BEGIN DATA SHOWN
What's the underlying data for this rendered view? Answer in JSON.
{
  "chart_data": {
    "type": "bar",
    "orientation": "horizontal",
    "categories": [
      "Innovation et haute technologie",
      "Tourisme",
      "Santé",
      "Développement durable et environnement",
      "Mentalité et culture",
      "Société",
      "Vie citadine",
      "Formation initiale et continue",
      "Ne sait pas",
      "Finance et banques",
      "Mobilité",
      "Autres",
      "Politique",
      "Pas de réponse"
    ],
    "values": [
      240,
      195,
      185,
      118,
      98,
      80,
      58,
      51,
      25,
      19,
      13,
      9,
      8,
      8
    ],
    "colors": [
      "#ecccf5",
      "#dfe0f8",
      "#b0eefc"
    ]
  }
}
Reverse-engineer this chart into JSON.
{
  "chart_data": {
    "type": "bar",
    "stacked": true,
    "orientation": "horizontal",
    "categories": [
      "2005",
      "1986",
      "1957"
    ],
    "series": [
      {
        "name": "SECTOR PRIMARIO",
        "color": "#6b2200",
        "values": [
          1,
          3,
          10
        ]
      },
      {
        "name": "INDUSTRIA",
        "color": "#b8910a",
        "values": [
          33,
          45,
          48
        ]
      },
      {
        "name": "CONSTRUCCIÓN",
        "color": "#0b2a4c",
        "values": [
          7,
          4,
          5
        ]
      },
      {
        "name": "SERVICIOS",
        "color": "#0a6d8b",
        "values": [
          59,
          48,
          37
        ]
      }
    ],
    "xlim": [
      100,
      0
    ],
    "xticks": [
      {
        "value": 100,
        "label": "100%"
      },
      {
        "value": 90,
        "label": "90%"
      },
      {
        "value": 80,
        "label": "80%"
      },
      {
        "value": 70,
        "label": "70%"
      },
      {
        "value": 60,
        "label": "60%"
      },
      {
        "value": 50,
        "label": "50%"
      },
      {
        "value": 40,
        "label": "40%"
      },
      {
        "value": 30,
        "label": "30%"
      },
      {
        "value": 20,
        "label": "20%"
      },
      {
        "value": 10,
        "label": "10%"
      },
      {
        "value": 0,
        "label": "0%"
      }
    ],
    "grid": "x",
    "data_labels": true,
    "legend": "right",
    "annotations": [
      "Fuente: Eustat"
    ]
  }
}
END DATA SHOWN
[WORK TO COMPLETE]
From the data above, copy each line that holds "name".

[THE RESPONSE]
        "name": "SECTOR PRIMARIO",
        "name": "INDUSTRIA",
        "name": "CONSTRUCCIÓN",
        "name": "SERVICIOS",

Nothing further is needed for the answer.